■ **Stated problem**: How many lines hold the string "国际经济与贸易"? Give only the number.

■ **Data entries**:

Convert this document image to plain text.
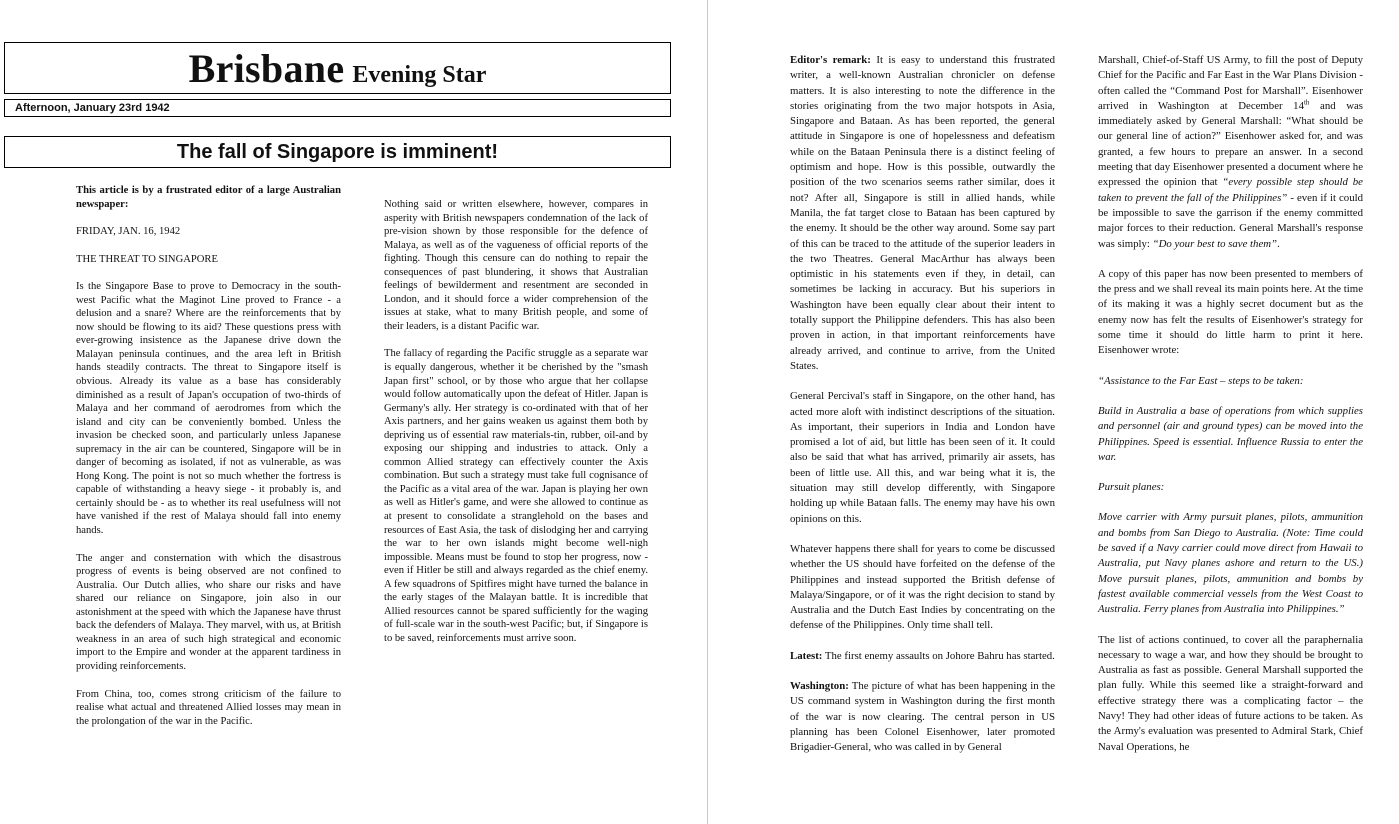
Brisbane Evening Star
Afternoon, January 23rd 1942
The fall of Singapore is imminent!

This article is by a frustrated editor of a large Australian newspaper:

FRIDAY, JAN. 16, 1942

THE THREAT TO SINGAPORE

Is the Singapore Base to prove to Democracy in the south-west Pacific what the Maginot Line proved to France - a delusion and a snare? Where are the reinforcements that by now should be flowing to its aid? These questions press with ever-growing insistence as the Japanese drive down the Malayan peninsula continues, and the area left in British hands steadily contracts. The threat to Singapore itself is obvious. Already its value as a base has considerably diminished as a result of Japan's occupation of two-thirds of Malaya and her command of aerodromes from which the island and city can be conveniently bombed. Unless the invasion be checked soon, and particularly unless Japanese supremacy in the air can be countered, Singapore will be in danger of becoming as isolated, if not as vulnerable, as was Hong Kong. The point is not so much whether the fortress is capable of withstanding a heavy siege - it probably is, and certainly should be - as to whether its real usefulness will not have vanished if the rest of Malaya should fall into enemy hands.

The anger and consternation with which the disastrous progress of events is being observed are not confined to Australia. Our Dutch allies, who share our risks and have shared our reliance on Singapore, join also in our astonishment at the speed with which the Japanese have thrust back the defenders of Malaya. They marvel, with us, at British weakness in an area of such high strategical and economic import to the Empire and wonder at the apparent tardiness in providing reinforcements.

From China, too, comes strong criticism of the failure to realise what actual and threatened Allied losses may mean in the prolongation of the war in the Pacific.

Nothing said or written elsewhere, however, compares in asperity with British newspapers condemnation of the lack of pre-vision shown by those responsible for the defence of Malaya, as well as of the vagueness of official reports of the fighting. Though this censure can do nothing to repair the consequences of past blundering, it shows that Australian feelings of bewilderment and resentment are seconded in London, and it should force a wider comprehension of the issues at stake, what to many British people, and some of their leaders, is a distant Pacific war.

The fallacy of regarding the Pacific struggle as a separate war is equally dangerous, whether it be cherished by the "smash Japan first" school, or by those who argue that her collapse would follow automatically upon the defeat of Hitler. Japan is Germany's ally. Her strategy is co-ordinated with that of her Axis partners, and her gains weaken us against them both by depriving us of essential raw materials-tin, rubber, oil-and by exposing our shipping and industries to attack. Only a common Allied strategy can effectively counter the Axis combination. But such a strategy must take full cognisance of the Pacific as a vital area of the war. Japan is playing her own as well as Hitler's game, and were she allowed to continue as at present to consolidate a stranglehold on the bases and resources of East Asia, the task of dislodging her and carrying the war to her own islands might become well-nigh impossible. Means must be found to stop her progress, now - even if Hitler be still and always regarded as the chief enemy. A few squadrons of Spitfires might have turned the balance in the early stages of the Malayan battle. It is incredible that Allied resources cannot be spared sufficiently for the waging of full-scale war in the south-west Pacific; but, if Singapore is to be saved, reinforcements must arrive soon.

Editor's remark: It is easy to understand this frustrated writer, a well-known Australian chronicler on defense matters. It is also interesting to note the difference in the stories originating from the two major hotspots in Asia, Singapore and Bataan. As has been reported, the general attitude in Singapore is one of hopelessness and defeatism while on the Bataan Peninsula there is a distinct feeling of optimism and hope. How is this possible, outwardly the position of the two scenarios seems rather similar, does it not? After all, Singapore is still in allied hands, while Manila, the fat target close to Bataan has been captured by the enemy. It should be the other way around. Some say part of this can be traced to the attitude of the superior leaders in the two Theatres. General MacArthur has always been optimistic in his statements even if they, in detail, can sometimes be lacking in accuracy. But his superiors in Washington have been equally clear about their intent to totally support the Philippine defenders. This has also been proven in action, in that important reinforcements have already arrived, and continue to arrive, from the United States.

General Percival's staff in Singapore, on the other hand, has acted more aloft with indistinct descriptions of the situation. As important, their superiors in India and London have promised a lot of aid, but little has been seen of it. It could also be said that what has arrived, primarily air assets, has been of little use. All this, and war being what it is, the situation may still develop differently, with Singapore holding up while Bataan falls. The enemy may have his own opinions on this.

Whatever happens there shall for years to come be discussed whether the US should have forfeited on the defense of the Philippines and instead supported the British defense of Malaya/Singapore, or of it was the right decision to stand by Australia and the Dutch East Indies by concentrating on the defense of the Philippines. Only time shall tell.

Latest: The first enemy assaults on Johore Bahru has started.

Washington: The picture of what has been happening in the US command system in Washington during the first month of the war is now clearing. The central person in US planning has been Colonel Eisenhower, later promoted Brigadier-General, who was called in by General

Marshall, Chief-of-Staff US Army, to fill the post of Deputy Chief for the Pacific and Far East in the War Plans Division - often called the “Command Post for Marshall”. Eisenhower arrived in Washington at December 14th and was immediately asked by General Marshall: “What should be our general line of action?” Eisenhower asked for, and was granted, a few hours to prepare an answer. In a second meeting that day Eisenhower presented a document where he expressed the opinion that “every possible step should be taken to prevent the fall of the Philippines” - even if it could be impossible to save the garrison if the enemy committed major forces to their reduction. General Marshall's response was simply: “Do your best to save them”.

A copy of this paper has now been presented to members of the press and we shall reveal its main points here. At the time of its making it was a highly secret document but as the enemy now has felt the results of Eisenhower's strategy for some time it should do little harm to print it here. Eisenhower wrote:

“Assistance to the Far East – steps to be taken:

Build in Australia a base of operations from which supplies and personnel (air and ground types) can be moved into the Philippines. Speed is essential. Influence Russia to enter the war.

Pursuit planes:

Move carrier with Army pursuit planes, pilots, ammunition and bombs from San Diego to Australia. (Note: Time could be saved if a Navy carrier could move direct from Hawaii to Australia, put Navy planes ashore and return to the US.) Move pursuit planes, pilots, ammunition and bombs by fastest available commercial vessels from the West Coast to Australia. Ferry planes from Australia into Philippines.”

The list of actions continued, to cover all the paraphernalia necessary to wage a war, and how they should be brought to Australia as fast as possible. General Marshall supported the plan fully. While this seemed like a straight-forward and effective strategy there was a complicating factor – the Navy! They had other ideas of future actions to be taken. As the Army's evaluation was presented to Admiral Stark, Chief Naval Operations, he
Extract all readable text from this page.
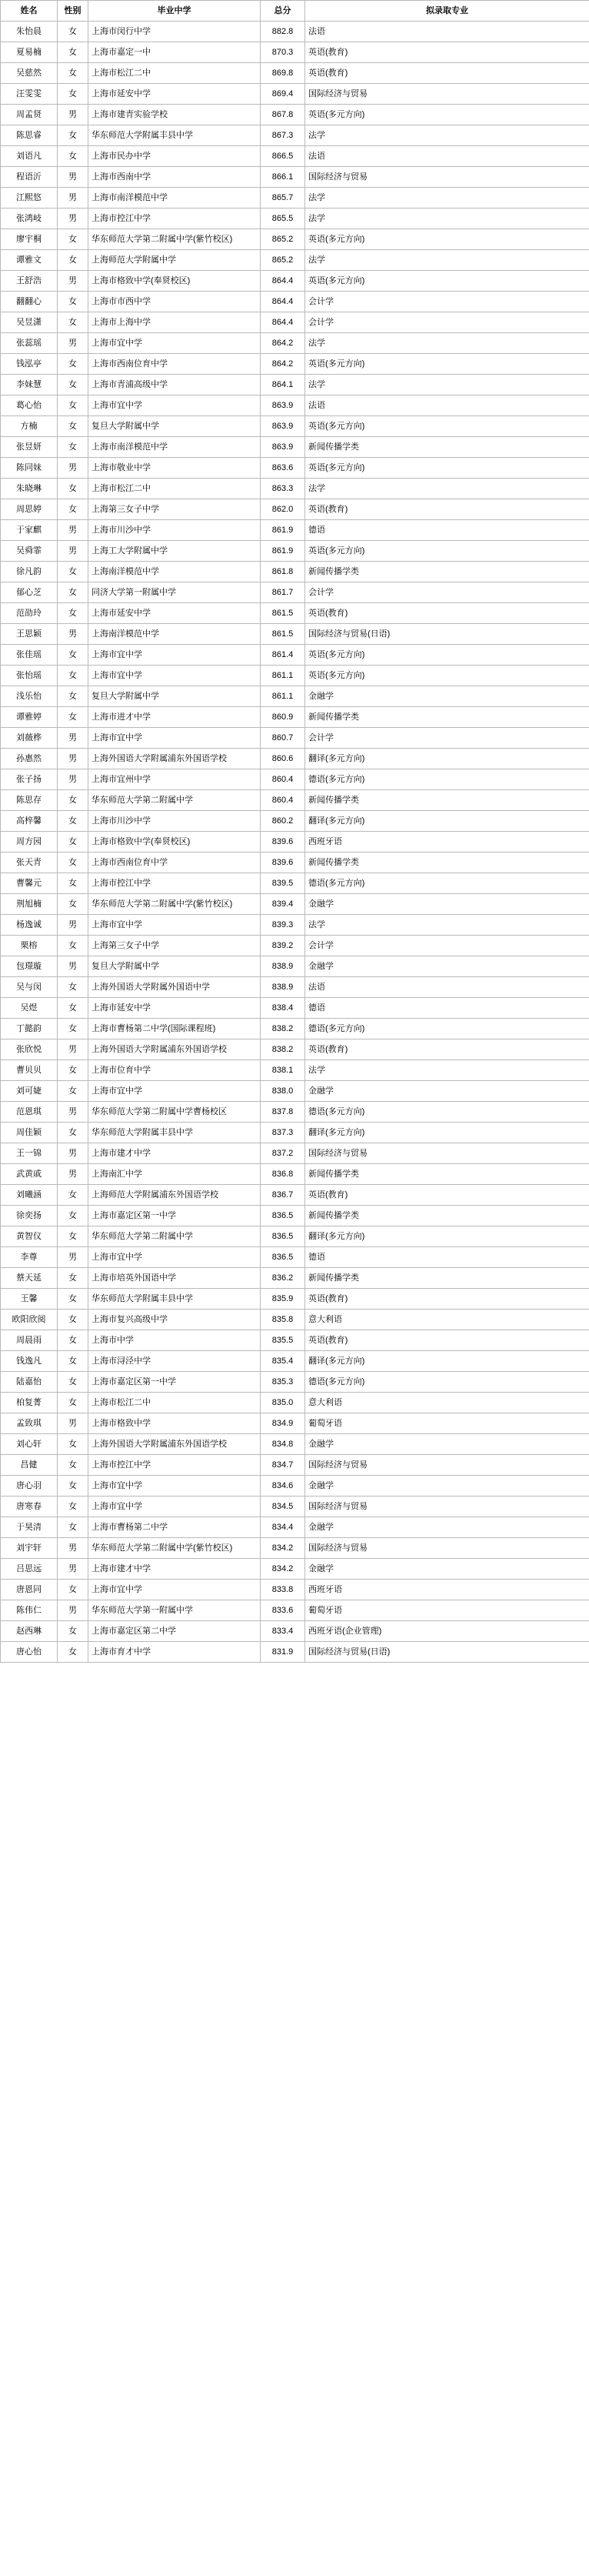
姓名	性别	毕业中学	总分	拟录取专业
朱怡晨	女	上海市闵行中学	882.8	法语
夏易楠	女	上海市嘉定一中	870.3	英语(教育)
吴慈然	女	上海市松江二中	869.8	英语(教育)
汪雯雯	女	上海市延安中学	869.4	国际经济与贸易
周孟贤	男	上海市建青实验学校	867.8	英语(多元方向)
陈思睿	女	华东师范大学附属丰县中学	867.3	法学
刘语凡	女	上海市民办中学	866.5	法语
程语沂	男	上海市西南中学	866.1	国际经济与贸易
江熙悠	男	上海市南洋模范中学	865.7	法学
张鸿岐	男	上海市控江中学	865.5	法学
廖宇桐	女	华东师范大学第二附属中学(紫竹校区)	865.2	英语(多元方向)
谭雅文	女	上海师范大学附属中学	865.2	法学
王舒浩	男	上海市格致中学(奉贤校区)	864.4	英语(多元方向)
翻翻心	女	上海市市西中学	864.4	会计学
吴昱潇	女	上海市上海中学	864.4	会计学
张蕊瑶	男	上海市宜中学	864.2	法学
钱泓亭	女	上海市西南位育中学	864.2	英语(多元方向)
李妹慧	女	上海市青浦高级中学	864.1	法学
葛心怡	女	上海市宜中学	863.9	法语
方楠	女	复旦大学附属中学	863.9	英语(多元方向)
张昱妍	女	上海市南洋模范中学	863.9	新闻传播学类
陈同妹	男	上海市敬业中学	863.6	英语(多元方向)
朱晓琳	女	上海市松江二中	863.3	法学
周思婷	女	上海第三女子中学	862.0	英语(教育)
于家麒	男	上海市川沙中学	861.9	德语
吴舜霏	男	上海工大学附属中学	861.9	英语(多元方向)
徐凡韵	女	上海南洋模范中学	861.8	新闻传播学类
郁心芝	女	同济大学第一附属中学	861.7	会计学
范劭玲	女	上海市延安中学	861.5	英语(教育)
王思颖	男	上海南洋模范中学	861.5	国际经济与贸易(日语)
张佳瑶	女	上海市宜中学	861.4	英语(多元方向)
张怡瑶	女	上海市宜中学	861.1	英语(多元方向)
浅乐怡	女	复旦大学附属中学	861.1	金融学
谭雅婷	女	上海市进才中学	860.9	新闻传播学类
刘薇桦	男	上海市宜中学	860.7	会计学
孙惠然	男	上海外国语大学附属浦东外国语学校	860.6	翻译(多元方向)
张子扬	男	上海市宜州中学	860.4	德语(多元方向)
陈思存	女	华东师范大学第二附属中学	860.4	新闻传播学类
高梓馨	女	上海市川沙中学	860.2	翻译(多元方向)
周方园	女	上海市格致中学(奉贤校区)	839.6	西班牙语
张天青	女	上海市西南位育中学	839.6	新闻传播学类
曹馨元	女	上海市控江中学	839.5	德语(多元方向)
荆旭楠	女	华东师范大学第二附属中学(紫竹校区)	839.4	金融学
杨逸诚	男	上海市宜中学	839.3	法学
栗榕	女	上海第三女子中学	839.2	会计学
包璟璇	男	复旦大学附属中学	838.9	金融学
吴与闵	女	上海外国语大学附属外国语中学	838.9	法语
吴煜	女	上海市延安中学	838.4	德语
丁懿韵	女	上海市曹杨第二中学(国际课程班)	838.2	德语(多元方向)
张欣悦	男	上海外国语大学附属浦东外国语学校	838.2	英语(教育)
曹贝贝	女	上海市位育中学	838.1	法学
刘可婕	女	上海市宜中学	838.0	金融学
范恩琪	男	华东师范大学第二附属中学曹杨校区	837.8	德语(多元方向)
周佳颖	女	华东师范大学附属丰县中学	837.3	翻译(多元方向)
王一锦	男	上海市建才中学	837.2	国际经济与贸易
武黄戚	男	上海南汇中学	836.8	新闻传播学类
刘曦涵	女	上海师范大学附属浦东外国语学校	836.7	英语(教育)
徐奕扬	女	上海市嘉定区第一中学	836.5	新闻传播学类
黄智仪	女	华东师范大学第二附属中学	836.5	翻译(多元方向)
李尊	男	上海市宜中学	836.5	德语
蔡天延	女	上海市培英外国语中学	836.2	新闻传播学类
王馨	女	华东师范大学附属丰县中学	835.9	英语(教育)
欧阳欣阅	女	上海市复兴高级中学	835.8	意大利语
周晨雨	女	上海市中学	835.5	英语(教育)
钱逸凡	女	上海市浔泾中学	835.4	翻译(多元方向)
陆嘉怡	女	上海市嘉定区第一中学	835.3	德语(多元方向)
柏复菁	女	上海市松江二中	835.0	意大利语
孟致琪	男	上海市格致中学	834.9	葡萄牙语
刘心轩	女	上海外国语大学附属浦东外国语学校	834.8	金融学
昌健	女	上海市控江中学	834.7	国际经济与贸易
唐心羽	女	上海市宜中学	834.6	金融学
唐寒春	女	上海市宜中学	834.5	国际经济与贸易
于昊清	女	上海市曹杨第二中学	834.4	金融学
刘宇轩	男	华东师范大学第二附属中学(紫竹校区)	834.2	国际经济与贸易
吕思远	男	上海市建才中学	834.2	金融学
唐恩同	女	上海市宜中学	833.8	西班牙语
陈伟仁	男	华东师范大学第一附属中学	833.6	葡萄牙语
赵西琳	女	上海市嘉定区第二中学	833.4	西班牙语(企业管理)
唐心怡	女	上海市育才中学	831.9	国际经济与贸易(日语)
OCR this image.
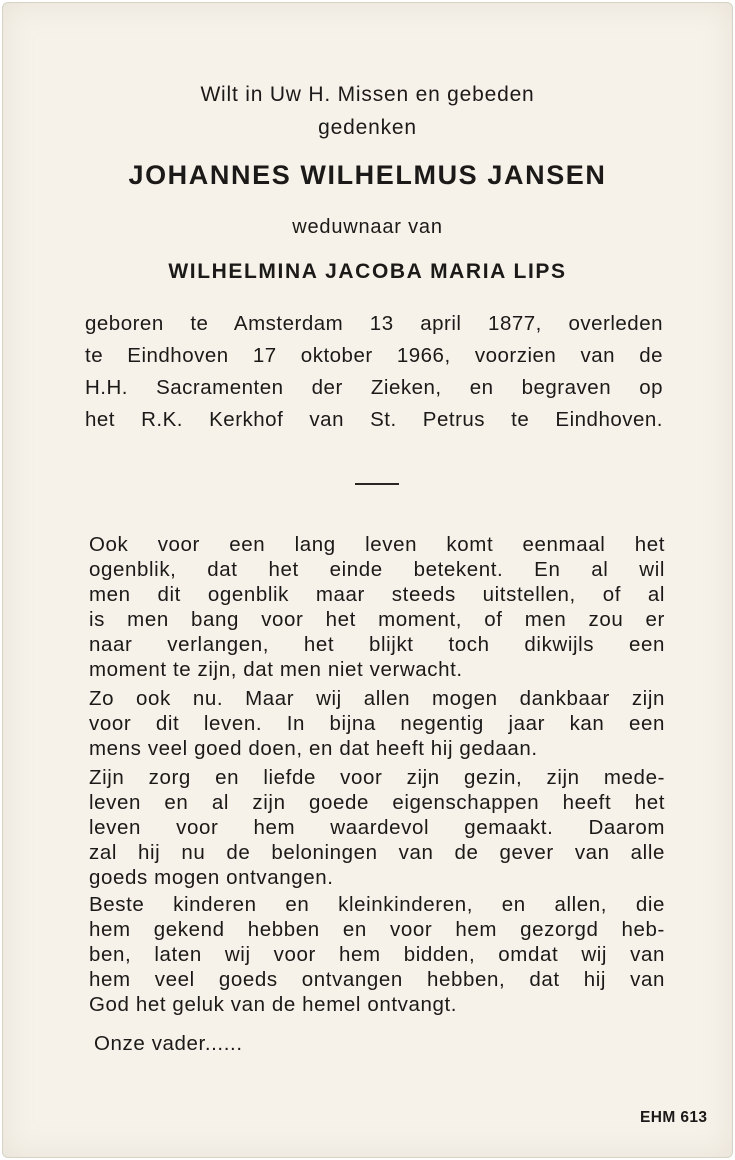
Wilt in Uw H. Missen en gebeden
gedenken
JOHANNES WILHELMUS JANSEN
weduwnaar van
WILHELMINA JACOBA MARIA LIPS
geboren te Amsterdam 13 april 1877, overleden
te Eindhoven 17 oktober 1966, voorzien van de
H.H. Sacramenten der Zieken, en begraven op
het R.K. Kerkhof van St. Petrus te Eindhoven.
Ook voor een lang leven komt eenmaal het
ogenblik, dat het einde betekent. En al wil
men dit ogenblik maar steeds uitstellen, of al
is men bang voor het moment, of men zou er
naar verlangen, het blijkt toch dikwijls een
moment te zijn, dat men niet verwacht.
Zo ook nu. Maar wij allen mogen dankbaar zijn
voor dit leven. In bijna negentig jaar kan een
mens veel goed doen, en dat heeft hij gedaan.
Zijn zorg en liefde voor zijn gezin, zijn mede-
leven en al zijn goede eigenschappen heeft het
leven voor hem waardevol gemaakt. Daarom
zal hij nu de beloningen van de gever van alle
goeds mogen ontvangen.
Beste kinderen en kleinkinderen, en allen, die
hem gekend hebben en voor hem gezorgd heb-
ben, laten wij voor hem bidden, omdat wij van
hem veel goeds ontvangen hebben, dat hij van
God het geluk van de hemel ontvangt.
Onze vader......
EHM 613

■ **Written response**: 8